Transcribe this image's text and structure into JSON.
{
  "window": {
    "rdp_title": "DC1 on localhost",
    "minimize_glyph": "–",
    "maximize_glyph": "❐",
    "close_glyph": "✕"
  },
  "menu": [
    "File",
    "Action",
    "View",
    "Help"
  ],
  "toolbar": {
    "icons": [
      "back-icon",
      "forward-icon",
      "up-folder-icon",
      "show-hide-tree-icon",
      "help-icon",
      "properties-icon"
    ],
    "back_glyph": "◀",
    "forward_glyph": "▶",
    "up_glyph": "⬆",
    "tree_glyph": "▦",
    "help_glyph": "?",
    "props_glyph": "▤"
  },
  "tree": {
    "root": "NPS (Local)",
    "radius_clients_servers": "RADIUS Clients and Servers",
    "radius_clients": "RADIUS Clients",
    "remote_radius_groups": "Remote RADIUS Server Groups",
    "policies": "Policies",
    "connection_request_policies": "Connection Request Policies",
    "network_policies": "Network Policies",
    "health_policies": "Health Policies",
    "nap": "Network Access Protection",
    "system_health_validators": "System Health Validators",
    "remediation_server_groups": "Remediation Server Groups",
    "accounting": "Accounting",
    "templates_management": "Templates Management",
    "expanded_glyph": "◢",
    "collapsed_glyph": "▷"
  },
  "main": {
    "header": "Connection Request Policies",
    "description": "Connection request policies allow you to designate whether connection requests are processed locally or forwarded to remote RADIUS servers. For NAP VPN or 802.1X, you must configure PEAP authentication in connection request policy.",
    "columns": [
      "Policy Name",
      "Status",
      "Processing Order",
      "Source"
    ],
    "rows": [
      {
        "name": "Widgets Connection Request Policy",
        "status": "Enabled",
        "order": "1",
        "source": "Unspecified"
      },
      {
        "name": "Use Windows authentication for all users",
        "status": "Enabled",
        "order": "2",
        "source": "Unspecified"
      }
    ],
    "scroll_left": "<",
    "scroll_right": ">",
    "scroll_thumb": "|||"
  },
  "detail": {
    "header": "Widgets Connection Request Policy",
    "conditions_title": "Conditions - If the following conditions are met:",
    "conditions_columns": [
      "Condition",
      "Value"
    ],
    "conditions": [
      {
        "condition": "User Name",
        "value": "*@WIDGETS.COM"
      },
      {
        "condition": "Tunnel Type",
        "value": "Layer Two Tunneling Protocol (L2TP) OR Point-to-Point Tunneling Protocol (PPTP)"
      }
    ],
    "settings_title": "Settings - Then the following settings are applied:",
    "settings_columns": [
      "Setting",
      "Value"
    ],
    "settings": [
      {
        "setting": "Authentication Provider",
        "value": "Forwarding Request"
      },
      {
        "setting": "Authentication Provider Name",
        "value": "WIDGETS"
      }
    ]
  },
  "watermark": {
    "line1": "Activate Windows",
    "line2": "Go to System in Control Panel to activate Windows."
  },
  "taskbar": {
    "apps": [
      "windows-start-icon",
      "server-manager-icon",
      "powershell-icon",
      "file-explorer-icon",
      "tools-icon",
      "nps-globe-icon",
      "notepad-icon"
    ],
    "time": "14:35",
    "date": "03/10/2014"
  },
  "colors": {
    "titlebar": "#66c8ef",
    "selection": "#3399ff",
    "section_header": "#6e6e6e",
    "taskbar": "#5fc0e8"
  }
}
======
_Written instruction:_
Check every line of the data, and copy the ones that contain "RADIUS".

_Response:_
    "radius_clients_servers": "RADIUS Clients and Servers",
    "radius_clients": "RADIUS Clients",
    "remote_radius_groups": "Remote RADIUS Server Groups",
    "description": "Connection request policies allow you to designate whether connection requests are processed locally or forwarded to remote RADIUS servers. For NAP VPN or 802.1X, you must configure PEAP authentication in connection request policy.",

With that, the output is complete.